# start of Given data
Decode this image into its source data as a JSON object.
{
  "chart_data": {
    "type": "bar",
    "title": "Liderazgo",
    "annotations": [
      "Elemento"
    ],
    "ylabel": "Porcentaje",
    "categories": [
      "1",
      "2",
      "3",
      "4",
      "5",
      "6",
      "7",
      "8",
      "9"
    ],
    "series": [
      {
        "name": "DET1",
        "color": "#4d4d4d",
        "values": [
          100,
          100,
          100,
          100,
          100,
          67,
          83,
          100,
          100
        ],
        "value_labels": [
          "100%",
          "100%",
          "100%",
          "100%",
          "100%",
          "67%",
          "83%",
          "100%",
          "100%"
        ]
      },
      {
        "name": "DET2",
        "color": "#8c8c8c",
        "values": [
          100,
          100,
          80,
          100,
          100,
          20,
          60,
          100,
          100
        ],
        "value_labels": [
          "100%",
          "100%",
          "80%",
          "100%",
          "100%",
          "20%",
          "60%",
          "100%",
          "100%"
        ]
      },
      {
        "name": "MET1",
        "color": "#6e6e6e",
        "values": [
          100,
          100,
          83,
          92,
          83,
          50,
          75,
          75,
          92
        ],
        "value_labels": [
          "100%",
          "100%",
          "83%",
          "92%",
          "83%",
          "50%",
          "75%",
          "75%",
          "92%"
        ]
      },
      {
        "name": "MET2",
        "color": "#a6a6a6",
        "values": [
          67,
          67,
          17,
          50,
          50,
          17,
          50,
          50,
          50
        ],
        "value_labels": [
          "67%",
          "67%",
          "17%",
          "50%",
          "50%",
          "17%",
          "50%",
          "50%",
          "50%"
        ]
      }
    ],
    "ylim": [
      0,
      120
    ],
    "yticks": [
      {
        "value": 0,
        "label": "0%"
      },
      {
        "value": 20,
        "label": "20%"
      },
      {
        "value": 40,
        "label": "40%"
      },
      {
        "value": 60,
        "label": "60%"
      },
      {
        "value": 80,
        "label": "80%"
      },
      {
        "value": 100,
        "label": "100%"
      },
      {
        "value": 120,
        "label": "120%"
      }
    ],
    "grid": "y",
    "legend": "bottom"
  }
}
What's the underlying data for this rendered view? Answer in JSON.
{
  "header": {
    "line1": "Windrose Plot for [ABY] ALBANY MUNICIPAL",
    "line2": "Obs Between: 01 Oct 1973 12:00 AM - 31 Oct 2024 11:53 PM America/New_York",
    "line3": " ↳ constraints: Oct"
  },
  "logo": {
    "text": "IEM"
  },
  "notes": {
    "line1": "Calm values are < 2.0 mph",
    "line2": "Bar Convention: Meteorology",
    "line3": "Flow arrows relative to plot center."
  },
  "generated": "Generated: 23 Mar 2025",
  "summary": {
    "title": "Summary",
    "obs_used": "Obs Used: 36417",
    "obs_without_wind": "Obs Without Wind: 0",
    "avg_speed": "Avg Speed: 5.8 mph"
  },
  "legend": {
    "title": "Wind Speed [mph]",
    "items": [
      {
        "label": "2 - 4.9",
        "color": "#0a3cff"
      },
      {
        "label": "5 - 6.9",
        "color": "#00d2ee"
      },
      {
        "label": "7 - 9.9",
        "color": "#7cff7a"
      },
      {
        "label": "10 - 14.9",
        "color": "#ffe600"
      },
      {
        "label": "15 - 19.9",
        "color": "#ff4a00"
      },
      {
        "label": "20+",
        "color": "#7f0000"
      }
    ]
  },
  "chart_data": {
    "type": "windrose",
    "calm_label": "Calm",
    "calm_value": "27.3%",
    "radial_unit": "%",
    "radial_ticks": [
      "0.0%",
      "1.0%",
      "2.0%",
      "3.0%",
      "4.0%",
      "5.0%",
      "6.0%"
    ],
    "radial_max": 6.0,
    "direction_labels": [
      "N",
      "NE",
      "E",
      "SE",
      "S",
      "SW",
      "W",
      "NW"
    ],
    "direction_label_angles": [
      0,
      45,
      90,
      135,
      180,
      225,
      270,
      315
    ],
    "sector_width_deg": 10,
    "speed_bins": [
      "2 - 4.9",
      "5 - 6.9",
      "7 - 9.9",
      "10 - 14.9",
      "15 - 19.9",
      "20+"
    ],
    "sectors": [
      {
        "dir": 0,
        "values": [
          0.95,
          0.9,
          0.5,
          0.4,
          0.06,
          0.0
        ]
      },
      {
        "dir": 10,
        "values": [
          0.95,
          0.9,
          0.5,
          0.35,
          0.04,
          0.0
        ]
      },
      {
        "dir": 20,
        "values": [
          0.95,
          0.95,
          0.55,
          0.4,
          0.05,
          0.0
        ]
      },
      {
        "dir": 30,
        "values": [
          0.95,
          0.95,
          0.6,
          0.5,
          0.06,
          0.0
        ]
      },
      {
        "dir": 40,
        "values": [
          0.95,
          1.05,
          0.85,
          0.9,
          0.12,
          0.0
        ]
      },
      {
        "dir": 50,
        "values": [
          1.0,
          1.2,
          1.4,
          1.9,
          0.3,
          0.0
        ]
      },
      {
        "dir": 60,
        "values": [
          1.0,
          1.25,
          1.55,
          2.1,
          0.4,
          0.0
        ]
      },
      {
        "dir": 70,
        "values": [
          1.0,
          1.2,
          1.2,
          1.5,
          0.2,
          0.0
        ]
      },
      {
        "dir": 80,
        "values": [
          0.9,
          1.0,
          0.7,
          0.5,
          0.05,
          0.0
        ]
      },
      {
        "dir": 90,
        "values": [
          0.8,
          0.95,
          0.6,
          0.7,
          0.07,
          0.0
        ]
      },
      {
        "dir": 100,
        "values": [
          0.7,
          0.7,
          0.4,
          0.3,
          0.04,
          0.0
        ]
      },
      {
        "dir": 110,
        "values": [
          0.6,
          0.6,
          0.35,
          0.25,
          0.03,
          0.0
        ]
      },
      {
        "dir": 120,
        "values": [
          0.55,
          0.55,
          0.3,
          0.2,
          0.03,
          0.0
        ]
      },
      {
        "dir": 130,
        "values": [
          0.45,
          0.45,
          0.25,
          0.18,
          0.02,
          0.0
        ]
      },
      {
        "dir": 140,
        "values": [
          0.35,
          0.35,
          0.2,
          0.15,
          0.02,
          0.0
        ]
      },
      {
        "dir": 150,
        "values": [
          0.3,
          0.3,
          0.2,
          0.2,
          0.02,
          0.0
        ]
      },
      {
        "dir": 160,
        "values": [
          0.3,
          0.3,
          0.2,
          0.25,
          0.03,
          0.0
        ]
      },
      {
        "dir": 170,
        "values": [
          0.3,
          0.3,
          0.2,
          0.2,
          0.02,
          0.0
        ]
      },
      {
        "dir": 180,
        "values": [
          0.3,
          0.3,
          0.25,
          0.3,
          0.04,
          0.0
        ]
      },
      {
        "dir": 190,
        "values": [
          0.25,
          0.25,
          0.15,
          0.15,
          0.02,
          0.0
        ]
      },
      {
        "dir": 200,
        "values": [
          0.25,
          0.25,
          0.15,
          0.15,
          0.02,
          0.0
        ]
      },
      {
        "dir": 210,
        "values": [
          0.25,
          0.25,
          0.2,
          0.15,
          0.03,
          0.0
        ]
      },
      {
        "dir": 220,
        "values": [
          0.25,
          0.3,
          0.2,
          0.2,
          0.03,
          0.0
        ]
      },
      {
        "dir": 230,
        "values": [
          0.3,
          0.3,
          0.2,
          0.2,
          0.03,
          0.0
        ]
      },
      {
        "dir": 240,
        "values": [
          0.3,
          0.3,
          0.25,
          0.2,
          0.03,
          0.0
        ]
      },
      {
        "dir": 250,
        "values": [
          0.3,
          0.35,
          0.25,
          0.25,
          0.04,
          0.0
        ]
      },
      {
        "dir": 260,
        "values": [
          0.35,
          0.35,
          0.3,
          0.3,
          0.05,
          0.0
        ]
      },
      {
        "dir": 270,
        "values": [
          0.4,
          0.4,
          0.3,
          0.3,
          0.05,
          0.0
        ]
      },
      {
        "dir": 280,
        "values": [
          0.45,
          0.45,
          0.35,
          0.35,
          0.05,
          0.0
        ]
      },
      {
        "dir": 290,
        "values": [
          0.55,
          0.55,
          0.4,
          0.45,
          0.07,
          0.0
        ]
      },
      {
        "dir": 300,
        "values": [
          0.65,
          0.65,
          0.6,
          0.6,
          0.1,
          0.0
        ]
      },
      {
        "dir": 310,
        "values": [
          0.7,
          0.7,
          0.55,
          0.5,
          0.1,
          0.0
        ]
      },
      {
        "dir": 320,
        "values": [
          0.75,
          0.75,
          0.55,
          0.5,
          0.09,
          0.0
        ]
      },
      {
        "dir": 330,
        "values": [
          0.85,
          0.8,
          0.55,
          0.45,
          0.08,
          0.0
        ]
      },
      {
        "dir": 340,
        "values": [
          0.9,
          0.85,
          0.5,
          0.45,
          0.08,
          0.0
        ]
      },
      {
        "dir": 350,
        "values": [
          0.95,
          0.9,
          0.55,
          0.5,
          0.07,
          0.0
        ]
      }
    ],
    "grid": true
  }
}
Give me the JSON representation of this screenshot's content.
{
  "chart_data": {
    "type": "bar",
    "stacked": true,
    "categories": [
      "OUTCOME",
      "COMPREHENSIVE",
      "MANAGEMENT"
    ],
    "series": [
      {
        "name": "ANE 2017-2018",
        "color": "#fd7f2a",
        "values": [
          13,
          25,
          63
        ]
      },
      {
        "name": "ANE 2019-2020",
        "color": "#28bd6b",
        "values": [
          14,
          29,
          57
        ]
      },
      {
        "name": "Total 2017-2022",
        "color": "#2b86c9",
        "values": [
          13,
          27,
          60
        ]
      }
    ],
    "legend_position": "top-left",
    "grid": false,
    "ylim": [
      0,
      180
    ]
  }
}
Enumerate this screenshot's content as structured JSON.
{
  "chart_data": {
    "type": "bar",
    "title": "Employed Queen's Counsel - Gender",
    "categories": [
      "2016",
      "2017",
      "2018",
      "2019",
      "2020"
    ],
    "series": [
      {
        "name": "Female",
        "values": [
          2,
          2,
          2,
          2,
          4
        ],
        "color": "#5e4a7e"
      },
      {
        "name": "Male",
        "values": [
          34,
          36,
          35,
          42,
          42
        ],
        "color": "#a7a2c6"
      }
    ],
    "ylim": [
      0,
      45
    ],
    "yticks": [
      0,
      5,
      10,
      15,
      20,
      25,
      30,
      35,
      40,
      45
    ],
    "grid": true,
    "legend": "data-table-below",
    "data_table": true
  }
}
# end of Given data
__Requirement__:
Pick out all lines from the data above in which the word "screenshot" appears.

__Solution for this exercise__:
Give me the JSON representation of this screenshot's content.
Enumerate this screenshot's content as structured JSON.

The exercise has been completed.